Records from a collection
## begin
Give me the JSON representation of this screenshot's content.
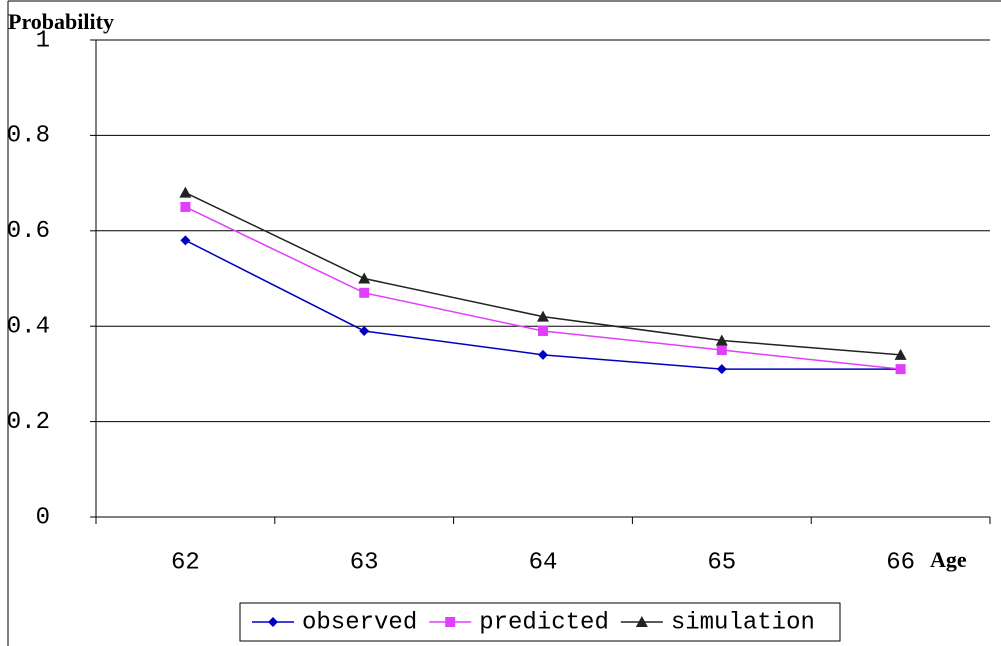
{
  "chart_data": {
    "type": "line",
    "y_label": "Probability",
    "x_label": "Age",
    "categories": [
      "62",
      "63",
      "64",
      "65",
      "66"
    ],
    "series": [
      {
        "name": "observed",
        "color": "#0000c0",
        "marker": "diamond",
        "values": [
          0.58,
          0.39,
          0.34,
          0.31,
          0.31
        ]
      },
      {
        "name": "predicted",
        "color": "#e040fb",
        "marker": "square",
        "values": [
          0.65,
          0.47,
          0.39,
          0.35,
          0.31
        ]
      },
      {
        "name": "simulation",
        "color": "#222222",
        "marker": "triangle",
        "values": [
          0.68,
          0.5,
          0.42,
          0.37,
          0.34
        ]
      }
    ],
    "ylim": [
      0,
      1
    ],
    "yticks": [
      0,
      0.2,
      0.4,
      0.6,
      0.8,
      1
    ],
    "grid": true,
    "legend": "bottom"
  }
}
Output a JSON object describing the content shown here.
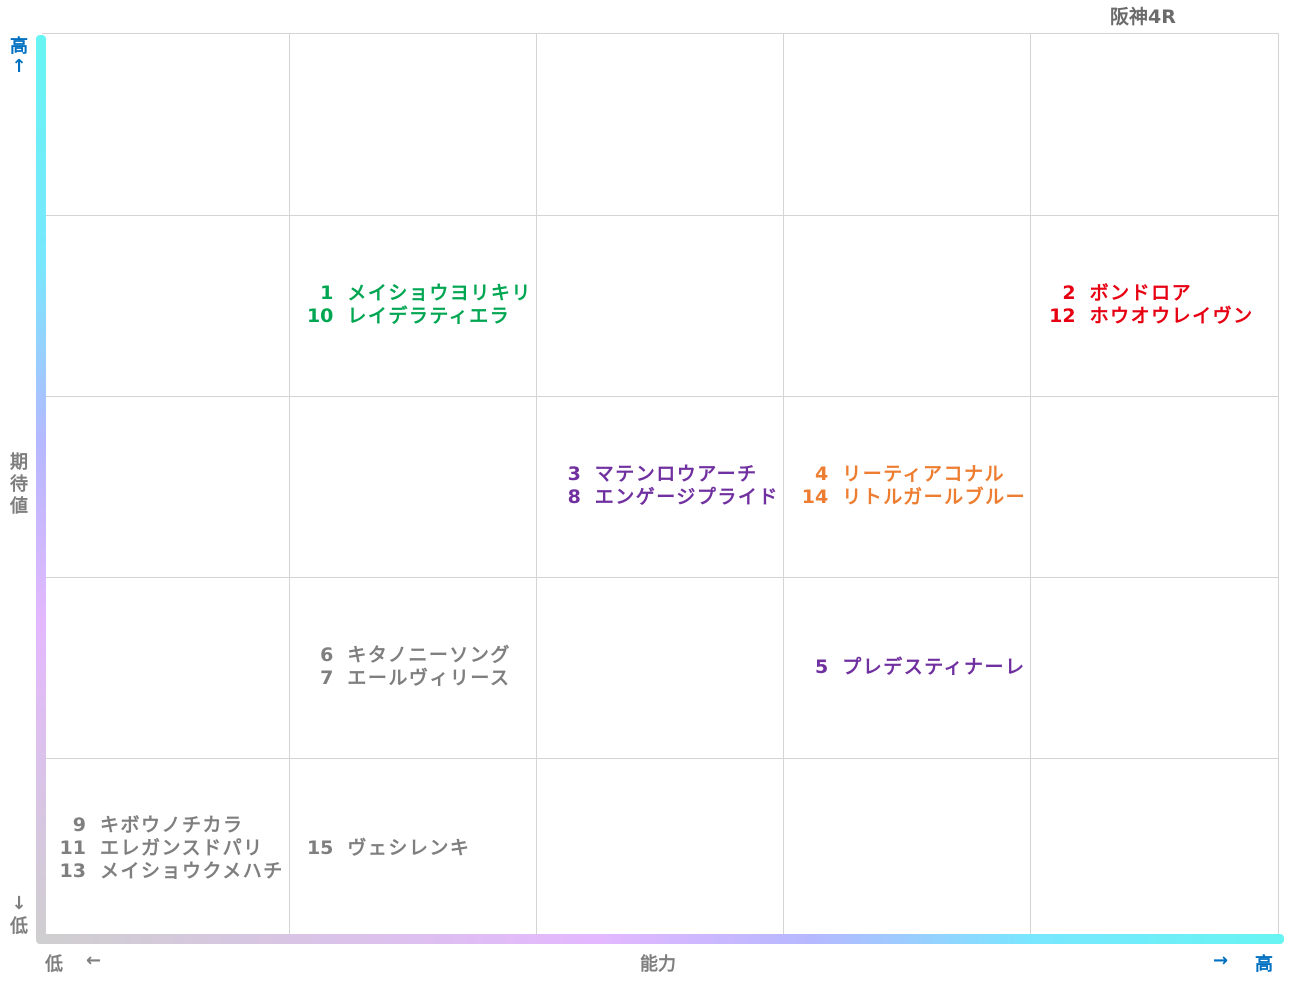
{
  "title": "阪神4R",
  "axes": {
    "y": {
      "high": "高",
      "high_arrow": "↑",
      "label": "期\n待\n値",
      "low_arrow": "↓",
      "low": "低"
    },
    "x": {
      "low": "低",
      "low_arrow": "←",
      "label": "能力",
      "high_arrow": "→",
      "high": "高"
    }
  },
  "colors": {
    "green": "#00a651",
    "red": "#e60012",
    "purple": "#7030a0",
    "orange": "#ed7d31",
    "gray": "#7f7f7f",
    "axis_blue": "#0070c0"
  },
  "chart_data": {
    "type": "table",
    "title": "阪神4R",
    "xlabel": "能力",
    "ylabel": "期待値",
    "columns": 5,
    "rows": 5,
    "cells": [
      {
        "row": 1,
        "col": 1,
        "color": "green",
        "entries": [
          {
            "num": "1",
            "name": "メイショウヨリキリ"
          },
          {
            "num": "10",
            "name": "レイデラティエラ"
          }
        ]
      },
      {
        "row": 1,
        "col": 4,
        "color": "red",
        "entries": [
          {
            "num": "2",
            "name": "ボンドロア"
          },
          {
            "num": "12",
            "name": "ホウオウレイヴン"
          }
        ]
      },
      {
        "row": 2,
        "col": 2,
        "color": "purple",
        "entries": [
          {
            "num": "3",
            "name": "マテンロウアーチ"
          },
          {
            "num": "8",
            "name": "エンゲージプライド"
          }
        ]
      },
      {
        "row": 2,
        "col": 3,
        "color": "orange",
        "entries": [
          {
            "num": "4",
            "name": "リーティアコナル"
          },
          {
            "num": "14",
            "name": "リトルガールブルー"
          }
        ]
      },
      {
        "row": 3,
        "col": 1,
        "color": "gray",
        "entries": [
          {
            "num": "6",
            "name": "キタノニーソング"
          },
          {
            "num": "7",
            "name": "エールヴィリース"
          }
        ]
      },
      {
        "row": 3,
        "col": 3,
        "color": "purple",
        "entries": [
          {
            "num": "5",
            "name": "プレデスティナーレ"
          }
        ]
      },
      {
        "row": 4,
        "col": 0,
        "color": "gray",
        "entries": [
          {
            "num": "9",
            "name": "キボウノチカラ"
          },
          {
            "num": "11",
            "name": "エレガンスドパリ"
          },
          {
            "num": "13",
            "name": "メイショウクメハチ"
          }
        ]
      },
      {
        "row": 4,
        "col": 1,
        "color": "gray",
        "entries": [
          {
            "num": "15",
            "name": "ヴェシレンキ"
          }
        ]
      }
    ]
  }
}
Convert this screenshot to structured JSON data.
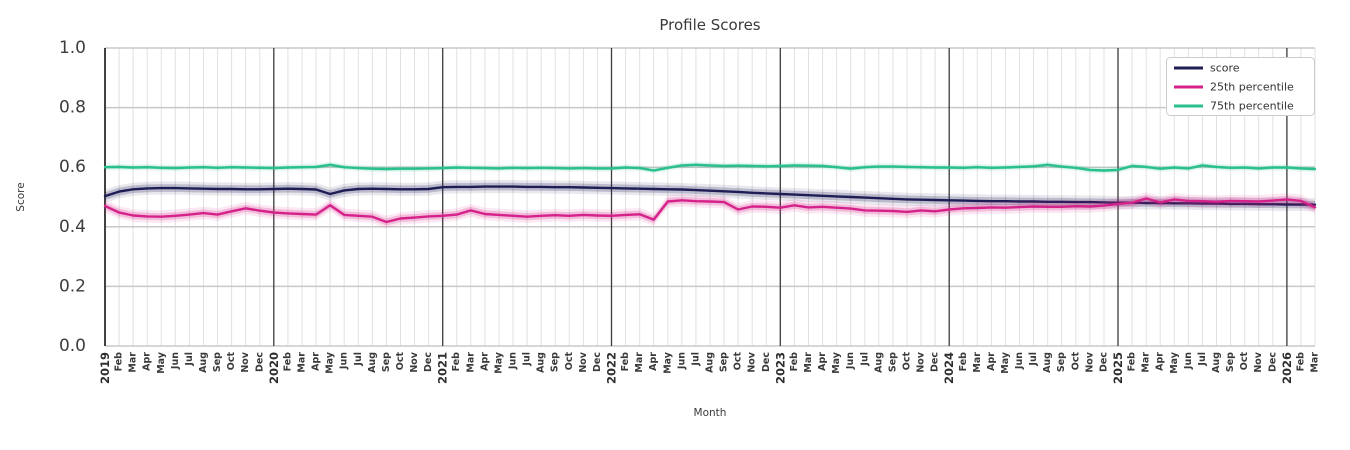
{
  "chart_data": {
    "type": "line",
    "title": "Profile Scores",
    "xlabel": "Month",
    "ylabel": "Score",
    "ylim": [
      0.0,
      1.0
    ],
    "yticks": [
      0.0,
      0.2,
      0.4,
      0.6,
      0.8,
      1.0
    ],
    "grid": true,
    "legend_position": "upper right",
    "x_labels": [
      "2019",
      "Feb",
      "Mar",
      "Apr",
      "May",
      "Jun",
      "Jul",
      "Aug",
      "Sep",
      "Oct",
      "Nov",
      "Dec",
      "2020",
      "Feb",
      "Mar",
      "Apr",
      "May",
      "Jun",
      "Jul",
      "Aug",
      "Sep",
      "Oct",
      "Nov",
      "Dec",
      "2021",
      "Feb",
      "Mar",
      "Apr",
      "May",
      "Jun",
      "Jul",
      "Aug",
      "Sep",
      "Oct",
      "Nov",
      "Dec",
      "2022",
      "Feb",
      "Mar",
      "Apr",
      "May",
      "Jun",
      "Jul",
      "Aug",
      "Sep",
      "Oct",
      "Nov",
      "Dec",
      "2023",
      "Feb",
      "Mar",
      "Apr",
      "May",
      "Jun",
      "Jul",
      "Aug",
      "Sep",
      "Oct",
      "Nov",
      "Dec",
      "2024",
      "Feb",
      "Mar",
      "Apr",
      "May",
      "Jun",
      "Jul",
      "Aug",
      "Sep",
      "Oct",
      "Nov",
      "Dec",
      "2025",
      "Feb",
      "Mar",
      "Apr",
      "May",
      "Jun",
      "Jul",
      "Aug",
      "Sep",
      "Oct",
      "Nov",
      "Dec",
      "2026",
      "Feb",
      "Mar"
    ],
    "series": [
      {
        "name": "score",
        "color": "#1e1d55",
        "band_inner": 0.013,
        "band_outer": 0.022,
        "values": [
          0.503,
          0.518,
          0.526,
          0.529,
          0.53,
          0.53,
          0.529,
          0.528,
          0.527,
          0.527,
          0.526,
          0.526,
          0.527,
          0.528,
          0.527,
          0.525,
          0.51,
          0.522,
          0.527,
          0.528,
          0.527,
          0.526,
          0.526,
          0.527,
          0.533,
          0.534,
          0.534,
          0.535,
          0.535,
          0.535,
          0.534,
          0.534,
          0.533,
          0.533,
          0.532,
          0.531,
          0.53,
          0.529,
          0.528,
          0.527,
          0.526,
          0.525,
          0.523,
          0.521,
          0.519,
          0.517,
          0.514,
          0.512,
          0.51,
          0.508,
          0.506,
          0.504,
          0.502,
          0.5,
          0.498,
          0.496,
          0.494,
          0.492,
          0.491,
          0.49,
          0.489,
          0.488,
          0.487,
          0.486,
          0.486,
          0.485,
          0.485,
          0.484,
          0.484,
          0.483,
          0.483,
          0.482,
          0.481,
          0.481,
          0.48,
          0.48,
          0.479,
          0.479,
          0.478,
          0.478,
          0.477,
          0.477,
          0.476,
          0.476,
          0.475,
          0.475,
          0.474
        ]
      },
      {
        "name": "25th percentile",
        "color": "#d5218a",
        "band_inner": 0.012,
        "band_outer": 0.021,
        "values": [
          0.47,
          0.448,
          0.438,
          0.435,
          0.434,
          0.437,
          0.441,
          0.446,
          0.441,
          0.452,
          0.462,
          0.454,
          0.448,
          0.445,
          0.443,
          0.441,
          0.472,
          0.44,
          0.437,
          0.434,
          0.416,
          0.428,
          0.431,
          0.435,
          0.437,
          0.441,
          0.455,
          0.443,
          0.44,
          0.437,
          0.434,
          0.437,
          0.439,
          0.437,
          0.44,
          0.438,
          0.437,
          0.44,
          0.442,
          0.424,
          0.485,
          0.489,
          0.486,
          0.485,
          0.483,
          0.458,
          0.468,
          0.467,
          0.464,
          0.472,
          0.465,
          0.467,
          0.464,
          0.461,
          0.455,
          0.454,
          0.453,
          0.45,
          0.455,
          0.452,
          0.458,
          0.462,
          0.463,
          0.465,
          0.464,
          0.466,
          0.468,
          0.467,
          0.467,
          0.469,
          0.468,
          0.471,
          0.477,
          0.481,
          0.495,
          0.482,
          0.492,
          0.487,
          0.486,
          0.484,
          0.487,
          0.486,
          0.485,
          0.488,
          0.492,
          0.487,
          0.465
        ]
      },
      {
        "name": "75th percentile",
        "color": "#29bf8f",
        "band_inner": 0.006,
        "band_outer": 0.011,
        "values": [
          0.6,
          0.601,
          0.599,
          0.6,
          0.598,
          0.597,
          0.599,
          0.6,
          0.598,
          0.6,
          0.599,
          0.598,
          0.597,
          0.599,
          0.6,
          0.601,
          0.608,
          0.6,
          0.597,
          0.595,
          0.594,
          0.595,
          0.595,
          0.596,
          0.597,
          0.599,
          0.598,
          0.597,
          0.596,
          0.598,
          0.597,
          0.598,
          0.597,
          0.596,
          0.597,
          0.596,
          0.596,
          0.599,
          0.597,
          0.589,
          0.598,
          0.606,
          0.608,
          0.606,
          0.604,
          0.605,
          0.604,
          0.603,
          0.604,
          0.606,
          0.605,
          0.604,
          0.6,
          0.595,
          0.6,
          0.602,
          0.602,
          0.601,
          0.6,
          0.599,
          0.599,
          0.598,
          0.6,
          0.598,
          0.599,
          0.601,
          0.603,
          0.608,
          0.602,
          0.598,
          0.591,
          0.589,
          0.591,
          0.604,
          0.601,
          0.595,
          0.599,
          0.596,
          0.606,
          0.601,
          0.598,
          0.599,
          0.596,
          0.599,
          0.599,
          0.596,
          0.594
        ]
      }
    ]
  }
}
## end
**What you should do:** Filter the records above and return every line that holds the word "content".

**Task response:**
Give me the JSON representation of this screenshot's content.
Output a JSON object describing the content shown here.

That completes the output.